Objective:
Write every record out again exactly as given.

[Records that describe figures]
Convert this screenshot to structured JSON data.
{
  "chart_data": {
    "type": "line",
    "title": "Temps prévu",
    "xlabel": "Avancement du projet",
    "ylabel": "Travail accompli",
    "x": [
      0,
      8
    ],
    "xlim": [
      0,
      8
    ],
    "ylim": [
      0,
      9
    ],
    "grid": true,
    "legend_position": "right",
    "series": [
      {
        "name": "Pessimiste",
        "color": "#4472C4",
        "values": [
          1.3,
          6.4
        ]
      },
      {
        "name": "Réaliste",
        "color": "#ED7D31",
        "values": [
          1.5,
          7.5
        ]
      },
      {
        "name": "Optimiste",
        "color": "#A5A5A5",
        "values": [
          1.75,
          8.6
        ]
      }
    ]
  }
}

Solution to this task:
Convert this screenshot to structured JSON data.
{
  "chart_data": {
    "type": "line",
    "title": "Temps prévu",
    "xlabel": "Avancement du projet",
    "ylabel": "Travail accompli",
    "x": [
      0,
      8
    ],
    "xlim": [
      0,
      8
    ],
    "ylim": [
      0,
      9
    ],
    "grid": true,
    "legend_position": "right",
    "series": [
      {
        "name": "Pessimiste",
        "color": "#4472C4",
        "values": [
          1.3,
          6.4
        ]
      },
      {
        "name": "Réaliste",
        "color": "#ED7D31",
        "values": [
          1.5,
          7.5
        ]
      },
      {
        "name": "Optimiste",
        "color": "#A5A5A5",
        "values": [
          1.75,
          8.6
        ]
      }
    ]
  }
}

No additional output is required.